== Data for this exercise ==
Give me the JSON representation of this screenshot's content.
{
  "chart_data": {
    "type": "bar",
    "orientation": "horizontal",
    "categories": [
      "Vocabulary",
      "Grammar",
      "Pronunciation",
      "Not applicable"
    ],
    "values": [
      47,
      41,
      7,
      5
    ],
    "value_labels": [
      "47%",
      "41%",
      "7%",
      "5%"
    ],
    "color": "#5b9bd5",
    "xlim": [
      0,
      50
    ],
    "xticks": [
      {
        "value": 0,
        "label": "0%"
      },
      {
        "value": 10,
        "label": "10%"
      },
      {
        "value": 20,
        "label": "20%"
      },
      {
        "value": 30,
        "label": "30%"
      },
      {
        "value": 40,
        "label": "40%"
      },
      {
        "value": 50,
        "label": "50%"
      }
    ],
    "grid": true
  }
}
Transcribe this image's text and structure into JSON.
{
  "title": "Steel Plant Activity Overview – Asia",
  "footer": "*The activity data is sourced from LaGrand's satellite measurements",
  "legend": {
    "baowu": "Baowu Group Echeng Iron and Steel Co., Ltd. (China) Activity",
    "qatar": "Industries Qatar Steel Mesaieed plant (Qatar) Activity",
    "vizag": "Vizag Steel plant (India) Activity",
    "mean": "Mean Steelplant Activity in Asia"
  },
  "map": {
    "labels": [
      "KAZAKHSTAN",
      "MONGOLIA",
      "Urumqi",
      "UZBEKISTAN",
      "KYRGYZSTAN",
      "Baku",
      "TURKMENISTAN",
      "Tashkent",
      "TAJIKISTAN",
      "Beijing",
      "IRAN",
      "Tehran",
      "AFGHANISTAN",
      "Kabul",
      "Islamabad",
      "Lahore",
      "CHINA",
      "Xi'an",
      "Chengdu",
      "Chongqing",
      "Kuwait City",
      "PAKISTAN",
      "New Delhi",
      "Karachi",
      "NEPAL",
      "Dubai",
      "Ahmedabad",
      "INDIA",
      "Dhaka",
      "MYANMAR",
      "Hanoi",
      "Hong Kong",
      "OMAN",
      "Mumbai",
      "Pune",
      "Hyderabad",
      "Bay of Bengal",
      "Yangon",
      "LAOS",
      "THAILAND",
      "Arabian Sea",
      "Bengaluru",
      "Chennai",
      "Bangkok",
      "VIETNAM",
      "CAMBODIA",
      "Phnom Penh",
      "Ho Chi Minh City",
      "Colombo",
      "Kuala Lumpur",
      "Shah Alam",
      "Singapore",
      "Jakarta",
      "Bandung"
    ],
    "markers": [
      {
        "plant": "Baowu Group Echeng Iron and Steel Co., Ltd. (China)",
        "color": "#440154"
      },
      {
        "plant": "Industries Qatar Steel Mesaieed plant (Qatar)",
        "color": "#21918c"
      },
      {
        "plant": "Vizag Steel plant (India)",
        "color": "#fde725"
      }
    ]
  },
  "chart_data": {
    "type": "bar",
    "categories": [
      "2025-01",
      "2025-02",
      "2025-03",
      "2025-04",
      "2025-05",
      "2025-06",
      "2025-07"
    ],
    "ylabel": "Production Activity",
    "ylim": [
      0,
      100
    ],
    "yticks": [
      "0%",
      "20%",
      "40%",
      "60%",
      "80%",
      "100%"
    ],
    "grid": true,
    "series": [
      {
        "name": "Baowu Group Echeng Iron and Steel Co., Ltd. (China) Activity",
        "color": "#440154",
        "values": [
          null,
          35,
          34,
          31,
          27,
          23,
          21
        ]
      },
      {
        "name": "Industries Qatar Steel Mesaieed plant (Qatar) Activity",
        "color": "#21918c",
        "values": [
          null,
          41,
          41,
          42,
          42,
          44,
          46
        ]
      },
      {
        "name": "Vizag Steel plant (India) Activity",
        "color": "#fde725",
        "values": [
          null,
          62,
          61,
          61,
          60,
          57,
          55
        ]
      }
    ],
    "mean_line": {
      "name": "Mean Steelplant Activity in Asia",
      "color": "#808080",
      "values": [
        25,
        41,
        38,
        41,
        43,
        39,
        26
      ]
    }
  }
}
===
- Problem to work on: All of the material must be reproduced exactly.

- Solved problem:
Give me the JSON representation of this screenshot's content.
{
  "chart_data": {
    "type": "bar",
    "orientation": "horizontal",
    "categories": [
      "Vocabulary",
      "Grammar",
      "Pronunciation",
      "Not applicable"
    ],
    "values": [
      47,
      41,
      7,
      5
    ],
    "value_labels": [
      "47%",
      "41%",
      "7%",
      "5%"
    ],
    "color": "#5b9bd5",
    "xlim": [
      0,
      50
    ],
    "xticks": [
      {
        "value": 0,
        "label": "0%"
      },
      {
        "value": 10,
        "label": "10%"
      },
      {
        "value": 20,
        "label": "20%"
      },
      {
        "value": 30,
        "label": "30%"
      },
      {
        "value": 40,
        "label": "40%"
      },
      {
        "value": 50,
        "label": "50%"
      }
    ],
    "grid": true
  }
}
Transcribe this image's text and structure into JSON.
{
  "title": "Steel Plant Activity Overview – Asia",
  "footer": "*The activity data is sourced from LaGrand's satellite measurements",
  "legend": {
    "baowu": "Baowu Group Echeng Iron and Steel Co., Ltd. (China) Activity",
    "qatar": "Industries Qatar Steel Mesaieed plant (Qatar) Activity",
    "vizag": "Vizag Steel plant (India) Activity",
    "mean": "Mean Steelplant Activity in Asia"
  },
  "map": {
    "labels": [
      "KAZAKHSTAN",
      "MONGOLIA",
      "Urumqi",
      "UZBEKISTAN",
      "KYRGYZSTAN",
      "Baku",
      "TURKMENISTAN",
      "Tashkent",
      "TAJIKISTAN",
      "Beijing",
      "IRAN",
      "Tehran",
      "AFGHANISTAN",
      "Kabul",
      "Islamabad",
      "Lahore",
      "CHINA",
      "Xi'an",
      "Chengdu",
      "Chongqing",
      "Kuwait City",
      "PAKISTAN",
      "New Delhi",
      "Karachi",
      "NEPAL",
      "Dubai",
      "Ahmedabad",
      "INDIA",
      "Dhaka",
      "MYANMAR",
      "Hanoi",
      "Hong Kong",
      "OMAN",
      "Mumbai",
      "Pune",
      "Hyderabad",
      "Bay of Bengal",
      "Yangon",
      "LAOS",
      "THAILAND",
      "Arabian Sea",
      "Bengaluru",
      "Chennai",
      "Bangkok",
      "VIETNAM",
      "CAMBODIA",
      "Phnom Penh",
      "Ho Chi Minh City",
      "Colombo",
      "Kuala Lumpur",
      "Shah Alam",
      "Singapore",
      "Jakarta",
      "Bandung"
    ],
    "markers": [
      {
        "plant": "Baowu Group Echeng Iron and Steel Co., Ltd. (China)",
        "color": "#440154"
      },
      {
        "plant": "Industries Qatar Steel Mesaieed plant (Qatar)",
        "color": "#21918c"
      },
      {
        "plant": "Vizag Steel plant (India)",
        "color": "#fde725"
      }
    ]
  },
  "chart_data": {
    "type": "bar",
    "categories": [
      "2025-01",
      "2025-02",
      "2025-03",
      "2025-04",
      "2025-05",
      "2025-06",
      "2025-07"
    ],
    "ylabel": "Production Activity",
    "ylim": [
      0,
      100
    ],
    "yticks": [
      "0%",
      "20%",
      "40%",
      "60%",
      "80%",
      "100%"
    ],
    "grid": true,
    "series": [
      {
        "name": "Baowu Group Echeng Iron and Steel Co., Ltd. (China) Activity",
        "color": "#440154",
        "values": [
          null,
          35,
          34,
          31,
          27,
          23,
          21
        ]
      },
      {
        "name": "Industries Qatar Steel Mesaieed plant (Qatar) Activity",
        "color": "#21918c",
        "values": [
          null,
          41,
          41,
          42,
          42,
          44,
          46
        ]
      },
      {
        "name": "Vizag Steel plant (India) Activity",
        "color": "#fde725",
        "values": [
          null,
          62,
          61,
          61,
          60,
          57,
          55
        ]
      }
    ],
    "mean_line": {
      "name": "Mean Steelplant Activity in Asia",
      "color": "#808080",
      "values": [
        25,
        41,
        38,
        41,
        43,
        39,
        26
      ]
    }
  }
}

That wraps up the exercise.